#### SUPPLIED RECORDS ####

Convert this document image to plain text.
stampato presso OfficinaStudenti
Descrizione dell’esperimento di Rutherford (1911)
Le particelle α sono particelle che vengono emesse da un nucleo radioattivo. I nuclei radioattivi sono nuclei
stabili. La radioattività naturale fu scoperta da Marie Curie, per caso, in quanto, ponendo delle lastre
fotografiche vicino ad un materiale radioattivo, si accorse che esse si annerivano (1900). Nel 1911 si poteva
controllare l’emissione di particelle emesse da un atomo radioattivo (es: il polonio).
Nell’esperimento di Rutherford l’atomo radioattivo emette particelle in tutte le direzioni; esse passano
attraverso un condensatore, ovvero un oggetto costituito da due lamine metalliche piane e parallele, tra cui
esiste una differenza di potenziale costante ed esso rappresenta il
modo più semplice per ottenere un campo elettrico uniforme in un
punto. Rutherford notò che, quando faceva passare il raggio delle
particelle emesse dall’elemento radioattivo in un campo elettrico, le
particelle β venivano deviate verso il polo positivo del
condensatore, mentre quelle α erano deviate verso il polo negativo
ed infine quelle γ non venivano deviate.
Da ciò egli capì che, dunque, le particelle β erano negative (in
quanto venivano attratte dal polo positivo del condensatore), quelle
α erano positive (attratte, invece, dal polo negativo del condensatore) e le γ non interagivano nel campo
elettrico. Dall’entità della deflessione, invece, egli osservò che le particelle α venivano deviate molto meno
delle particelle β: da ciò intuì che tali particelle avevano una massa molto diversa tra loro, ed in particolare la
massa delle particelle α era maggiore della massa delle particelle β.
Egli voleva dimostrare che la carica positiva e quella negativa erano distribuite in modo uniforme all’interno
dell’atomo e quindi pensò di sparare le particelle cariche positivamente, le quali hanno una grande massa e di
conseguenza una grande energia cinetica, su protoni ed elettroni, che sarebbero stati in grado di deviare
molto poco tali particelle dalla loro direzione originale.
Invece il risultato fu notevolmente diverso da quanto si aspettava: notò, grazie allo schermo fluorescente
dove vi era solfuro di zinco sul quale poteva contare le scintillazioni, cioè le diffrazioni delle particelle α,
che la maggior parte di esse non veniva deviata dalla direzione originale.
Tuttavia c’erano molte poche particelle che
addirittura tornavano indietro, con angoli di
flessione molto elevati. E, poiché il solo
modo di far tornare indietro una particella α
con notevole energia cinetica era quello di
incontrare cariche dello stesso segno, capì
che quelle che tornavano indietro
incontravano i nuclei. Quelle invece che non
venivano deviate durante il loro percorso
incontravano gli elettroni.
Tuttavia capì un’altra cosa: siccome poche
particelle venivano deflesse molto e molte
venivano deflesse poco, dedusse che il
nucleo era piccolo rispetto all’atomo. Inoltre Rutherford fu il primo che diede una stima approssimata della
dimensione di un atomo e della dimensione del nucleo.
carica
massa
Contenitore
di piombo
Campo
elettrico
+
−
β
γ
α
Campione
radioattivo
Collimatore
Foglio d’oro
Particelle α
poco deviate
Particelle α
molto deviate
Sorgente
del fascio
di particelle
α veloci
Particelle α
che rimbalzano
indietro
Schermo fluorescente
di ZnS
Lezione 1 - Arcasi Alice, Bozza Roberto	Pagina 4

####

Select, from the listing, all lines that include the word "venivano".

particelle β venivano deviate verso il polo positivo del
ed infine quelle γ non venivano deviate.
quanto venivano attratte dal polo positivo del condensatore), quelle
elettrico. Dall’entità della deflessione, invece, egli osservò che le particelle α venivano deviate molto meno
venivano deviate durante il loro percorso
particelle venivano deflesse molto e molte
venivano deflesse poco, dedusse che il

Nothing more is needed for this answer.